# EXCERPTED DATA
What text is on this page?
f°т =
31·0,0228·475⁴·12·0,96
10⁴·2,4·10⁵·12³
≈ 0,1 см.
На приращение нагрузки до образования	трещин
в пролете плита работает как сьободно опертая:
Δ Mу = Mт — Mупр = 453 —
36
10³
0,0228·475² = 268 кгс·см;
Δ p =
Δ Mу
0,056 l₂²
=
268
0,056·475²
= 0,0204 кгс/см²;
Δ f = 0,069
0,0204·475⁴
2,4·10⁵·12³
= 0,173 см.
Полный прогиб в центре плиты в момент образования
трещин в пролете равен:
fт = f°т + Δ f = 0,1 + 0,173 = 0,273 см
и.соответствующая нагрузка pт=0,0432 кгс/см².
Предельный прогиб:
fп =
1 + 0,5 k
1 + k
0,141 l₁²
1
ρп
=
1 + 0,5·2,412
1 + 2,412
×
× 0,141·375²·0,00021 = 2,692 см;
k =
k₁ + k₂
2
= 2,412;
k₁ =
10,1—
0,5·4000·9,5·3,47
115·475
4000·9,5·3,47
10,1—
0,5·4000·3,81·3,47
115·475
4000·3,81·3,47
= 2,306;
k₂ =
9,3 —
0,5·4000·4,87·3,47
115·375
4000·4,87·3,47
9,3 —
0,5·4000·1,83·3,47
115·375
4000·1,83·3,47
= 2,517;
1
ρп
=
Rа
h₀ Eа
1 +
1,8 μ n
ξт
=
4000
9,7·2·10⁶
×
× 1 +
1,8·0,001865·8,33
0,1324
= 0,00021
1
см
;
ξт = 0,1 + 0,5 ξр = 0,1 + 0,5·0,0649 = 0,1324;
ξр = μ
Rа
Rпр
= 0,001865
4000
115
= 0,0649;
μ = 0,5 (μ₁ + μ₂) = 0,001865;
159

# WHAT IS BEING ASKED
Give the count of lines containing "прогиб", with no added text.

# EXERCISE RESULT
2